(Collected data entries)
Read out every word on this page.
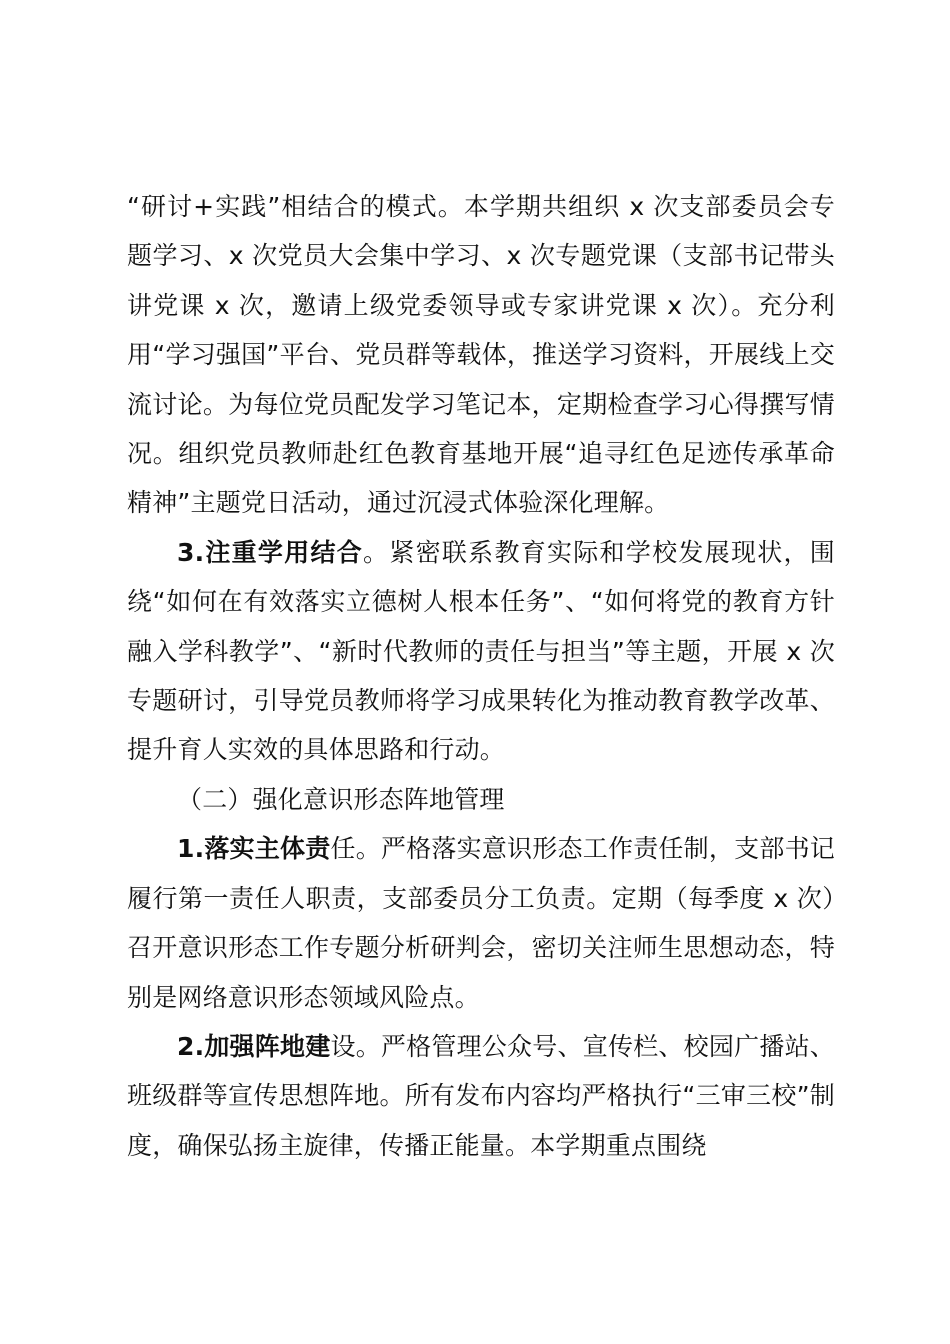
“研讨+实践”相结合的模式。本学期共组织 x 次支部委员会专题学习、x 次党员大会集中学习、x 次专题党课（支部书记带头讲党课 x 次，邀请上级党委领导或专家讲党课 x 次）。充分利用“学习强国”平台、党员群等载体，推送学习资料，开展线上交流讨论。为每位党员配发学习笔记本，定期检查学习心得撰写情况。组织党员教师赴红色教育基地开展“追寻红色足迹传承革命精神”主题党日活动，通过沉浸式体验深化理解。

3.注重学用结合。紧密联系教育实际和学校发展现状，围绕“如何在有效落实立德树人根本任务”、“如何将党的教育方针融入学科教学”、“新时代教师的责任与担当”等主题，开展 x 次专题研讨，引导党员教师将学习成果转化为推动教育教学改革、提升育人实效的具体思路和行动。

（二）强化意识形态阵地管理

1.落实主体责任。严格落实意识形态工作责任制，支部书记履行第一责任人职责，支部委员分工负责。定期（每季度 x 次）召开意识形态工作专题分析研判会，密切关注师生思想动态，特别是网络意识形态领域风险点。

2.加强阵地建设。严格管理公众号、宣传栏、校园广播站、班级群等宣传思想阵地。所有发布内容均严格执行“三审三校”制度，确保弘扬主旋律，传播正能量。本学期重点围绕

To be done → Write the listing out a second time exactly, dropping all images.

Task solution →
Read out every word on this page.
“研讨+实践”相结合的模式。本学期共组织 x 次支部委员会专题学习、x 次党员大会集中学习、x 次专题党课（支部书记带头讲党课 x 次，邀请上级党委领导或专家讲党课 x 次）。充分利用“学习强国”平台、党员群等载体，推送学习资料，开展线上交流讨论。为每位党员配发学习笔记本，定期检查学习心得撰写情况。组织党员教师赴红色教育基地开展“追寻红色足迹传承革命精神”主题党日活动，通过沉浸式体验深化理解。

3.注重学用结合。紧密联系教育实际和学校发展现状，围绕“如何在有效落实立德树人根本任务”、“如何将党的教育方针融入学科教学”、“新时代教师的责任与担当”等主题，开展 x 次专题研讨，引导党员教师将学习成果转化为推动教育教学改革、提升育人实效的具体思路和行动。

（二）强化意识形态阵地管理

1.落实主体责任。严格落实意识形态工作责任制，支部书记履行第一责任人职责，支部委员分工负责。定期（每季度 x 次）召开意识形态工作专题分析研判会，密切关注师生思想动态，特别是网络意识形态领域风险点。

2.加强阵地建设。严格管理公众号、宣传栏、校园广播站、班级群等宣传思想阵地。所有发布内容均严格执行“三审三校”制度，确保弘扬主旋律，传播正能量。本学期重点围绕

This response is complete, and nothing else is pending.